## start Data records

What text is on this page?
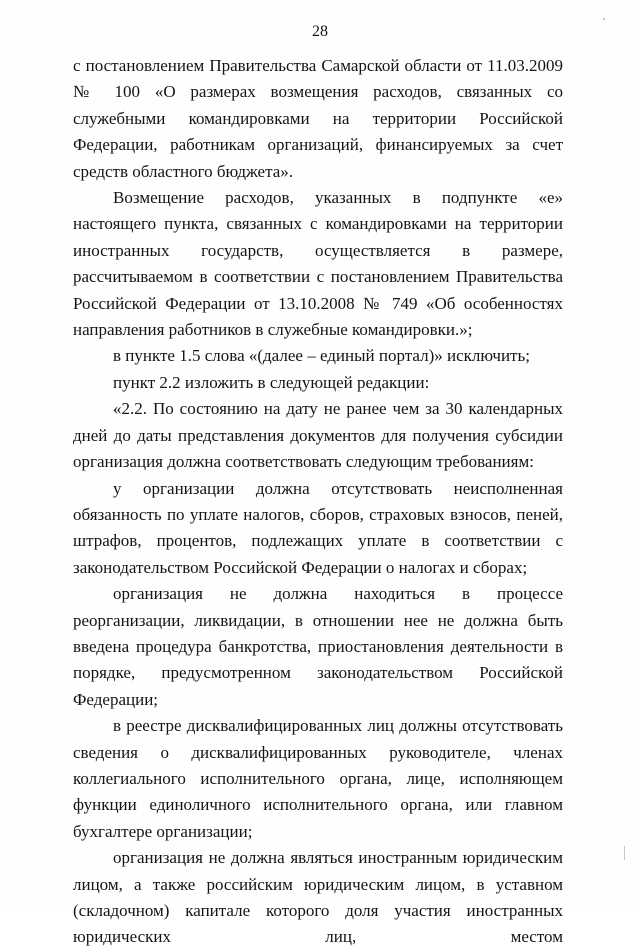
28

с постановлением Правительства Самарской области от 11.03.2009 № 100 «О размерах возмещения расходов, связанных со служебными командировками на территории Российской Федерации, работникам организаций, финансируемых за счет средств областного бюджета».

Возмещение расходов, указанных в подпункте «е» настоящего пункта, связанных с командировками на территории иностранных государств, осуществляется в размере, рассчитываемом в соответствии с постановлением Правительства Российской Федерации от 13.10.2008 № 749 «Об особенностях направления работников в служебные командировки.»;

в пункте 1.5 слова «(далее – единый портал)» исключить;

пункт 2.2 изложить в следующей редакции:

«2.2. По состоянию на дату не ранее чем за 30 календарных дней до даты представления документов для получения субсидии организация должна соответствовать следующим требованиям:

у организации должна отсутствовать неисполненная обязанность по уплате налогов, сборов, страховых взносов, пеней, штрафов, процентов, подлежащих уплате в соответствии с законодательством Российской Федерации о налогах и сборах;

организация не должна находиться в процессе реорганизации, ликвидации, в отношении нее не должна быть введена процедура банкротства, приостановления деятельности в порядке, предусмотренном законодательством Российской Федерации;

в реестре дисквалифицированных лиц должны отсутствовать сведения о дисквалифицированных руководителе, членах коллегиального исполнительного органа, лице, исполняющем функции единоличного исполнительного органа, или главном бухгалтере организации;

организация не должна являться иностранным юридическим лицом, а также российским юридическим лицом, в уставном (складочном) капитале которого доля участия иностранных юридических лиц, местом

## end Data records
## start Data records

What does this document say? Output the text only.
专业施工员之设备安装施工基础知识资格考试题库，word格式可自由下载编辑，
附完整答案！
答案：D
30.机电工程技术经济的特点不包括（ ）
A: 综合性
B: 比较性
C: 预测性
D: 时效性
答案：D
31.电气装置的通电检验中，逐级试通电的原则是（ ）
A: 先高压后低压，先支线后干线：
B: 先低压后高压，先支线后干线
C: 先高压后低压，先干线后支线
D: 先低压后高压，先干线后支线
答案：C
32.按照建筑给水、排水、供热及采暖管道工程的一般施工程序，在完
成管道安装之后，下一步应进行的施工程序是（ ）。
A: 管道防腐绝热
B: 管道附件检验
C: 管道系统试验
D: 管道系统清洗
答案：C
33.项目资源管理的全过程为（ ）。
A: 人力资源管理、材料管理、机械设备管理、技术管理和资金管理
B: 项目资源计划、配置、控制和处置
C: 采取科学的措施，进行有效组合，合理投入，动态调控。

## end Data records

Problem to work on: Using the data above, copy each line that contains "this".

Solution below:
What text is on this page?
What does this document say? Output the text only.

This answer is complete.